GIVEN RECORDS:
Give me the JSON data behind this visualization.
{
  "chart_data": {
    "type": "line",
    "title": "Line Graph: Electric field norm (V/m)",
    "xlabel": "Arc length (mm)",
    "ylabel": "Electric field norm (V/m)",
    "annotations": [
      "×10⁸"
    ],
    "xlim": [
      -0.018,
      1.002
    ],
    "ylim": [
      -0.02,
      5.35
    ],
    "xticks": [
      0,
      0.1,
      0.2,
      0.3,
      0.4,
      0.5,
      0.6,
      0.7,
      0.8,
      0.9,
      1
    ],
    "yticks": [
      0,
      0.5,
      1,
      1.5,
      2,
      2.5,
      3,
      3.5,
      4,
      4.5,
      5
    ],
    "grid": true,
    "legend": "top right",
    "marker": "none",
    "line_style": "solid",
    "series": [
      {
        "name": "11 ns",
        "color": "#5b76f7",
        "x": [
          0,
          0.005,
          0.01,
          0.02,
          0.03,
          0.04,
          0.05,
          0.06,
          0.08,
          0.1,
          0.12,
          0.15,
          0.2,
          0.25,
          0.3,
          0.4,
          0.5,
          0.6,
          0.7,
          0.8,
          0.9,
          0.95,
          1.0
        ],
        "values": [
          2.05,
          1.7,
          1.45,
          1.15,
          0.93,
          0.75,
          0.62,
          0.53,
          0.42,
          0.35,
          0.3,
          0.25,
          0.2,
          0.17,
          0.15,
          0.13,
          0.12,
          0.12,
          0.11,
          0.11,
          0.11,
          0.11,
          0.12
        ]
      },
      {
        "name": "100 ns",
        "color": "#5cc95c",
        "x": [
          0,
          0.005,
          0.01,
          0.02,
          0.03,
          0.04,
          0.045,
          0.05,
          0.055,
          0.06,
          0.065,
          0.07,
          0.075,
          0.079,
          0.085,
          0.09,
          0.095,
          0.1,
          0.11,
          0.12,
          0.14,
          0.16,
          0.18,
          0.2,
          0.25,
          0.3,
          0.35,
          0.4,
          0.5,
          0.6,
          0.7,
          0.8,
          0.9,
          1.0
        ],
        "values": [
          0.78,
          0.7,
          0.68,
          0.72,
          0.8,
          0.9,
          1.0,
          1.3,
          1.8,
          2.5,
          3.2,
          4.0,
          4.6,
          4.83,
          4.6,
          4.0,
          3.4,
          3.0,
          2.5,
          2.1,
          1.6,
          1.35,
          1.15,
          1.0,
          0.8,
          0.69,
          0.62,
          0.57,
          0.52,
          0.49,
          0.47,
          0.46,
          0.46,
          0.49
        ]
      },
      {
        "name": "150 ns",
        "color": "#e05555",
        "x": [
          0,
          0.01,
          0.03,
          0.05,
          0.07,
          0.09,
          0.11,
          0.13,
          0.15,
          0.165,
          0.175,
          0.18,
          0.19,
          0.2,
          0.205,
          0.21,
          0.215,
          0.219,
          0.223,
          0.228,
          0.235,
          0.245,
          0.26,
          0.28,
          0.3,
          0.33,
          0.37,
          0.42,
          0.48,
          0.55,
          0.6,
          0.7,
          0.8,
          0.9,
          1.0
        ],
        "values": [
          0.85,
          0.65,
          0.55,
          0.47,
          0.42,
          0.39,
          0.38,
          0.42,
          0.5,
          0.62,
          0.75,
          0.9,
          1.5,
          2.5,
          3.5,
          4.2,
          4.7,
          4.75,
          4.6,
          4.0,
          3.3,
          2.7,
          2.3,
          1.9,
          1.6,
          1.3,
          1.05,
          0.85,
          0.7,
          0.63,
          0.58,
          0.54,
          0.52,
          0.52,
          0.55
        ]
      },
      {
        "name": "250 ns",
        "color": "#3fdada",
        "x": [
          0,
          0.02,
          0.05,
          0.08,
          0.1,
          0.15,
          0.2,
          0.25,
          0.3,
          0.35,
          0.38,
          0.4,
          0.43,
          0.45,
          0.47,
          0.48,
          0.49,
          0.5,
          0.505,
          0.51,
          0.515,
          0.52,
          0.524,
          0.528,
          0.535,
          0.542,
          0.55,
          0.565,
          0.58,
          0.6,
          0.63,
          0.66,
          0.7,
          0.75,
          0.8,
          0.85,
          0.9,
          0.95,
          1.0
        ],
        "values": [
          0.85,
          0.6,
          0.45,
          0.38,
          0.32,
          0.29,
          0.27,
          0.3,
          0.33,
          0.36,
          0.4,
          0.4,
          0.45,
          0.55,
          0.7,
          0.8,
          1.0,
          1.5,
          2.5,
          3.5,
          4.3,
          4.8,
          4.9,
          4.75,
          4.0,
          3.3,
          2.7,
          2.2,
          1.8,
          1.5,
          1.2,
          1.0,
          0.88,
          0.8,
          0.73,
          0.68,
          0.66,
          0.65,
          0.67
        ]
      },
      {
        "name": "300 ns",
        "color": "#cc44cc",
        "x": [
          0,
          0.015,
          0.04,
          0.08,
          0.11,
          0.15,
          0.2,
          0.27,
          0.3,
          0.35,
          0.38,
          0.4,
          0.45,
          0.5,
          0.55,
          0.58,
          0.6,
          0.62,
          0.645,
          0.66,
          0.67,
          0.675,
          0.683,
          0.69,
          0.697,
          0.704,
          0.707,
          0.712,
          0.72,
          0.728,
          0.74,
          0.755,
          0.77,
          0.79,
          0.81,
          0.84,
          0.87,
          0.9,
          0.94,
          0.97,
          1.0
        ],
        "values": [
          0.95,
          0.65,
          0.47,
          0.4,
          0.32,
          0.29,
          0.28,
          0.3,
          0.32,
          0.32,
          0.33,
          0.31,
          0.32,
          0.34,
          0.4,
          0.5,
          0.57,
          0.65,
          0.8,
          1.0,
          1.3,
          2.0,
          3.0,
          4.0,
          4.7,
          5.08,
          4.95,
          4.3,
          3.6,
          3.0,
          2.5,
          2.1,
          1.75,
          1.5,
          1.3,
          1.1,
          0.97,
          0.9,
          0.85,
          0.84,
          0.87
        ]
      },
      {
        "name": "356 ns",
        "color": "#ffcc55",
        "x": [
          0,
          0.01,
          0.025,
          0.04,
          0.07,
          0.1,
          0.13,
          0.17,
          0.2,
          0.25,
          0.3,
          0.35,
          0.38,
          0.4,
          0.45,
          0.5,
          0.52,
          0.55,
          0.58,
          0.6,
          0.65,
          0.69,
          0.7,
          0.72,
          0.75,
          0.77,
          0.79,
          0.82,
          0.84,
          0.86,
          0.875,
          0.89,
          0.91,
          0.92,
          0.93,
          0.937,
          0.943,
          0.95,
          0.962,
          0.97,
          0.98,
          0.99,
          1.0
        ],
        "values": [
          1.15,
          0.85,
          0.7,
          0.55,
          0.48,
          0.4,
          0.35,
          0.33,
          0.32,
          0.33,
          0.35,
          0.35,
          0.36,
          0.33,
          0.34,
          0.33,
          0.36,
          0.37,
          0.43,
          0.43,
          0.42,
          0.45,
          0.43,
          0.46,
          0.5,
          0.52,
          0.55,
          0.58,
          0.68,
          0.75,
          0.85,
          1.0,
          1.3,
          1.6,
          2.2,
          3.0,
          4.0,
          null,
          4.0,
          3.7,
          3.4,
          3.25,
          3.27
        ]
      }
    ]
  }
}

DIRECTIVE:
Gather up, from the records above, each line where the word "name" appears.

EXPECTED ANSWER:
        "name": "11 ns",
        "name": "100 ns",
        "name": "150 ns",
        "name": "250 ns",
        "name": "300 ns",
        "name": "356 ns",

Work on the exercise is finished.